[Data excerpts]
BEGIN

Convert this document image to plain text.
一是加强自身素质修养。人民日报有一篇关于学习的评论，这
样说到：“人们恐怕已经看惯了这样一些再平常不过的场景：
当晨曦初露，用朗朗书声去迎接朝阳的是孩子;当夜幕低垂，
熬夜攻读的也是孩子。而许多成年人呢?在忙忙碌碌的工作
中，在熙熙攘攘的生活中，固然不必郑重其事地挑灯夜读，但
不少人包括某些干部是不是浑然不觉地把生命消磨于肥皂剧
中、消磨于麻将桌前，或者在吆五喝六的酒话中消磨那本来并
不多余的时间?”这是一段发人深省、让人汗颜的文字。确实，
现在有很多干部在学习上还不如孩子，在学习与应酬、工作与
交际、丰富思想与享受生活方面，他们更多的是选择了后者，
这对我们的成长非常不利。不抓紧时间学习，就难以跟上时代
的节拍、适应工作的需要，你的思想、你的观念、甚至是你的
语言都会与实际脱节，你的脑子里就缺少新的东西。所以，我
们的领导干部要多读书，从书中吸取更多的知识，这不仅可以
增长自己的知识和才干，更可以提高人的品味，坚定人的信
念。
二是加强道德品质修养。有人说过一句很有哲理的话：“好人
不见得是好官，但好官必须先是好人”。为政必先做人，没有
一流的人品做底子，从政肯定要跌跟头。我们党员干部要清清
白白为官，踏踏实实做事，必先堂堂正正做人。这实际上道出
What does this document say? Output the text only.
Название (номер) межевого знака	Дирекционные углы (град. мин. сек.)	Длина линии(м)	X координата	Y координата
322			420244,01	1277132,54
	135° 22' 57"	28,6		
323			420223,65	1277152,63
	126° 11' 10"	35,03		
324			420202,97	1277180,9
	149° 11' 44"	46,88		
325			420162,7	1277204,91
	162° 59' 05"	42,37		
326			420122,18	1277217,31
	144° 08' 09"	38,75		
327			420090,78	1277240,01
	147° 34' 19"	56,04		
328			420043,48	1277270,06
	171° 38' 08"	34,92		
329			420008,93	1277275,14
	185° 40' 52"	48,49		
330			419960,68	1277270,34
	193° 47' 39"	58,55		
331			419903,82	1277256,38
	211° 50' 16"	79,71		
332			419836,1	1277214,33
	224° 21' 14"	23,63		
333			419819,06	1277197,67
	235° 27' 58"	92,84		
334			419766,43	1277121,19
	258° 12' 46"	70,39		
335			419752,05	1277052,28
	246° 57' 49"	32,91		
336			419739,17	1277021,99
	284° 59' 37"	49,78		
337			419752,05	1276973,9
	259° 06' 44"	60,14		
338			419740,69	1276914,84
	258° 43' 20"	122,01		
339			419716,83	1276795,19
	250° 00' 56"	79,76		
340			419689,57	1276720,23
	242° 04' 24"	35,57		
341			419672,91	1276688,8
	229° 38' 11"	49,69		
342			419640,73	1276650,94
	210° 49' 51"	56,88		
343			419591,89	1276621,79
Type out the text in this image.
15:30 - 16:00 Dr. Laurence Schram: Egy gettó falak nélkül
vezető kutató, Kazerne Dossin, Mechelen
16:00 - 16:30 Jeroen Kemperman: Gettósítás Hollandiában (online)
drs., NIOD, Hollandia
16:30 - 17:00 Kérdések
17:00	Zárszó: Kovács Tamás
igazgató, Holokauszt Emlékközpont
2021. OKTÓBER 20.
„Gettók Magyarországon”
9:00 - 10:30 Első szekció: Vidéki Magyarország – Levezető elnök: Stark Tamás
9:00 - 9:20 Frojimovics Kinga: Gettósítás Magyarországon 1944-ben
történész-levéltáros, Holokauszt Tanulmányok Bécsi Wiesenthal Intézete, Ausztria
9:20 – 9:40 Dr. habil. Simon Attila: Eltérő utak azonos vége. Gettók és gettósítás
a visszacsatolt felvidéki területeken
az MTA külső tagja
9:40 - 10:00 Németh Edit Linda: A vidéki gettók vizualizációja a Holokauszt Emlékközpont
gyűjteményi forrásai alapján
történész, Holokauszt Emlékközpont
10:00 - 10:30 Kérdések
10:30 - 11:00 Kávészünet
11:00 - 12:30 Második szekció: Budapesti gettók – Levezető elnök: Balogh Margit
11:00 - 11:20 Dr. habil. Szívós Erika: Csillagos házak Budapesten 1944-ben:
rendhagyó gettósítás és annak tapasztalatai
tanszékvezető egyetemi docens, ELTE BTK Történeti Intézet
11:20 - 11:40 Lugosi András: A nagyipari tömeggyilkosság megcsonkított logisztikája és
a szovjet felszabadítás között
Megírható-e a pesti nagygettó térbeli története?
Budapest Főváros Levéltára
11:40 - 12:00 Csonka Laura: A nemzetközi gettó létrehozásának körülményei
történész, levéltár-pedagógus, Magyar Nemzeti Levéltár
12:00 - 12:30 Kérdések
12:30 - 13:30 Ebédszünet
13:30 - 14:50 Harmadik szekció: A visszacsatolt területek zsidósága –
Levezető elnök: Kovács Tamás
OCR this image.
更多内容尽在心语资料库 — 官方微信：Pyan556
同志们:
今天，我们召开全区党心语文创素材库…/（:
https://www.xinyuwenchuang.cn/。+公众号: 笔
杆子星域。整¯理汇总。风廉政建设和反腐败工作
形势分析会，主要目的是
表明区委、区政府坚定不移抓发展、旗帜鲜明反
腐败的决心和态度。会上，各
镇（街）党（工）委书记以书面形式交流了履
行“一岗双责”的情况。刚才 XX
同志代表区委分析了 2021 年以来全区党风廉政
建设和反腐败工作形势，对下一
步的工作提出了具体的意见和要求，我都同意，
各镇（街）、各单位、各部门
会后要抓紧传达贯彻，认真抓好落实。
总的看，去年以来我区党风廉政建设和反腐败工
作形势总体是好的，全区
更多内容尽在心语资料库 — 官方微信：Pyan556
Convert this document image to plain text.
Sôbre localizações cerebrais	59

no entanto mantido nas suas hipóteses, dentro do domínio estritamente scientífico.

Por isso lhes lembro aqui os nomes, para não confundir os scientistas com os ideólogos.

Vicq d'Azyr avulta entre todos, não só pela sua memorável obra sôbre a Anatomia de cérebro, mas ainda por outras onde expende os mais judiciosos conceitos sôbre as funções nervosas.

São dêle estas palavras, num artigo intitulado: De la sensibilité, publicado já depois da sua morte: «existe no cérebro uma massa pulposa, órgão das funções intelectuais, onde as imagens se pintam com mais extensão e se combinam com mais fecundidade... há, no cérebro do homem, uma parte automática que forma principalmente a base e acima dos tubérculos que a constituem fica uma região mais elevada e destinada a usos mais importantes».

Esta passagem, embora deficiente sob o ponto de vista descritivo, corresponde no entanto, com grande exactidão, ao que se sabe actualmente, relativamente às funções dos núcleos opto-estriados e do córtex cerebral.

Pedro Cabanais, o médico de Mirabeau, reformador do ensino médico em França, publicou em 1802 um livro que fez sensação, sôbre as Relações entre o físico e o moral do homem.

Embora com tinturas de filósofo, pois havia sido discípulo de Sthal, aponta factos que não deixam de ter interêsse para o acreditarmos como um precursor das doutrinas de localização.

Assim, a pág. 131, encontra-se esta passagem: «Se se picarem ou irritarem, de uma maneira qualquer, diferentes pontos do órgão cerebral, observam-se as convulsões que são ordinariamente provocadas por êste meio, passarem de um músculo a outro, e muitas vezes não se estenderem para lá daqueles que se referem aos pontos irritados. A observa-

END

Short problem: Your task is to extract all of the records exactly.

Output of the task:
Convert this document image to plain text.
一是加强自身素质修养。人民日报有一篇关于学习的评论，这
样说到：“人们恐怕已经看惯了这样一些再平常不过的场景：
当晨曦初露，用朗朗书声去迎接朝阳的是孩子;当夜幕低垂，
熬夜攻读的也是孩子。而许多成年人呢?在忙忙碌碌的工作
中，在熙熙攘攘的生活中，固然不必郑重其事地挑灯夜读，但
不少人包括某些干部是不是浑然不觉地把生命消磨于肥皂剧
中、消磨于麻将桌前，或者在吆五喝六的酒话中消磨那本来并
不多余的时间?”这是一段发人深省、让人汗颜的文字。确实，
现在有很多干部在学习上还不如孩子，在学习与应酬、工作与
交际、丰富思想与享受生活方面，他们更多的是选择了后者，
这对我们的成长非常不利。不抓紧时间学习，就难以跟上时代
的节拍、适应工作的需要，你的思想、你的观念、甚至是你的
语言都会与实际脱节，你的脑子里就缺少新的东西。所以，我
们的领导干部要多读书，从书中吸取更多的知识，这不仅可以
增长自己的知识和才干，更可以提高人的品味，坚定人的信
念。
二是加强道德品质修养。有人说过一句很有哲理的话：“好人
不见得是好官，但好官必须先是好人”。为政必先做人，没有
一流的人品做底子，从政肯定要跌跟头。我们党员干部要清清
白白为官，踏踏实实做事，必先堂堂正正做人。这实际上道出
What does this document say? Output the text only.
Название (номер) межевого знака	Дирекционные углы (град. мин. сек.)	Длина линии(м)	X координата	Y координата
322			420244,01	1277132,54
	135° 22' 57"	28,6		
323			420223,65	1277152,63
	126° 11' 10"	35,03		
324			420202,97	1277180,9
	149° 11' 44"	46,88		
325			420162,7	1277204,91
	162° 59' 05"	42,37		
326			420122,18	1277217,31
	144° 08' 09"	38,75		
327			420090,78	1277240,01
	147° 34' 19"	56,04		
328			420043,48	1277270,06
	171° 38' 08"	34,92		
329			420008,93	1277275,14
	185° 40' 52"	48,49		
330			419960,68	1277270,34
	193° 47' 39"	58,55		
331			419903,82	1277256,38
	211° 50' 16"	79,71		
332			419836,1	1277214,33
	224° 21' 14"	23,63		
333			419819,06	1277197,67
	235° 27' 58"	92,84		
334			419766,43	1277121,19
	258° 12' 46"	70,39		
335			419752,05	1277052,28
	246° 57' 49"	32,91		
336			419739,17	1277021,99
	284° 59' 37"	49,78		
337			419752,05	1276973,9
	259° 06' 44"	60,14		
338			419740,69	1276914,84
	258° 43' 20"	122,01		
339			419716,83	1276795,19
	250° 00' 56"	79,76		
340			419689,57	1276720,23
	242° 04' 24"	35,57		
341			419672,91	1276688,8
	229° 38' 11"	49,69		
342			419640,73	1276650,94
	210° 49' 51"	56,88		
343			419591,89	1276621,79
Type out the text in this image.
15:30 - 16:00 Dr. Laurence Schram: Egy gettó falak nélkül
vezető kutató, Kazerne Dossin, Mechelen
16:00 - 16:30 Jeroen Kemperman: Gettósítás Hollandiában (online)
drs., NIOD, Hollandia
16:30 - 17:00 Kérdések
17:00	Zárszó: Kovács Tamás
igazgató, Holokauszt Emlékközpont
2021. OKTÓBER 20.
„Gettók Magyarországon”
9:00 - 10:30 Első szekció: Vidéki Magyarország – Levezető elnök: Stark Tamás
9:00 - 9:20 Frojimovics Kinga: Gettósítás Magyarországon 1944-ben
történész-levéltáros, Holokauszt Tanulmányok Bécsi Wiesenthal Intézete, Ausztria
9:20 – 9:40 Dr. habil. Simon Attila: Eltérő utak azonos vége. Gettók és gettósítás
a visszacsatolt felvidéki területeken
az MTA külső tagja
9:40 - 10:00 Németh Edit Linda: A vidéki gettók vizualizációja a Holokauszt Emlékközpont
gyűjteményi forrásai alapján
történész, Holokauszt Emlékközpont
10:00 - 10:30 Kérdések
10:30 - 11:00 Kávészünet
11:00 - 12:30 Második szekció: Budapesti gettók – Levezető elnök: Balogh Margit
11:00 - 11:20 Dr. habil. Szívós Erika: Csillagos házak Budapesten 1944-ben:
rendhagyó gettósítás és annak tapasztalatai
tanszékvezető egyetemi docens, ELTE BTK Történeti Intézet
11:20 - 11:40 Lugosi András: A nagyipari tömeggyilkosság megcsonkított logisztikája és
a szovjet felszabadítás között
Megírható-e a pesti nagygettó térbeli története?
Budapest Főváros Levéltára
11:40 - 12:00 Csonka Laura: A nemzetközi gettó létrehozásának körülményei
történész, levéltár-pedagógus, Magyar Nemzeti Levéltár
12:00 - 12:30 Kérdések
12:30 - 13:30 Ebédszünet
13:30 - 14:50 Harmadik szekció: A visszacsatolt területek zsidósága –
Levezető elnök: Kovács Tamás
OCR this image.
更多内容尽在心语资料库 — 官方微信：Pyan556
同志们:
今天，我们召开全区党心语文创素材库…/（:
https://www.xinyuwenchuang.cn/。+公众号: 笔
杆子星域。整¯理汇总。风廉政建设和反腐败工作
形势分析会，主要目的是
表明区委、区政府坚定不移抓发展、旗帜鲜明反
腐败的决心和态度。会上，各
镇（街）党（工）委书记以书面形式交流了履
行“一岗双责”的情况。刚才 XX
同志代表区委分析了 2021 年以来全区党风廉政
建设和反腐败工作形势，对下一
步的工作提出了具体的意见和要求，我都同意，
各镇（街）、各单位、各部门
会后要抓紧传达贯彻，认真抓好落实。
总的看，去年以来我区党风廉政建设和反腐败工
作形势总体是好的，全区
更多内容尽在心语资料库 — 官方微信：Pyan556
Convert this document image to plain text.
Sôbre localizações cerebrais	59

no entanto mantido nas suas hipóteses, dentro do domínio estritamente scientífico.

Por isso lhes lembro aqui os nomes, para não confundir os scientistas com os ideólogos.

Vicq d'Azyr avulta entre todos, não só pela sua memorável obra sôbre a Anatomia de cérebro, mas ainda por outras onde expende os mais judiciosos conceitos sôbre as funções nervosas.

São dêle estas palavras, num artigo intitulado: De la sensibilité, publicado já depois da sua morte: «existe no cérebro uma massa pulposa, órgão das funções intelectuais, onde as imagens se pintam com mais extensão e se combinam com mais fecundidade... há, no cérebro do homem, uma parte automática que forma principalmente a base e acima dos tubérculos que a constituem fica uma região mais elevada e destinada a usos mais importantes».

Esta passagem, embora deficiente sob o ponto de vista descritivo, corresponde no entanto, com grande exactidão, ao que se sabe actualmente, relativamente às funções dos núcleos opto-estriados e do córtex cerebral.

Pedro Cabanais, o médico de Mirabeau, reformador do ensino médico em França, publicou em 1802 um livro que fez sensação, sôbre as Relações entre o físico e o moral do homem.

Embora com tinturas de filósofo, pois havia sido discípulo de Sthal, aponta factos que não deixam de ter interêsse para o acreditarmos como um precursor das doutrinas de localização.

Assim, a pág. 131, encontra-se esta passagem: «Se se picarem ou irritarem, de uma maneira qualquer, diferentes pontos do órgão cerebral, observam-se as convulsões que são ordinariamente provocadas por êste meio, passarem de um músculo a outro, e muitas vezes não se estenderem para lá daqueles que se referem aos pontos irritados. A observa-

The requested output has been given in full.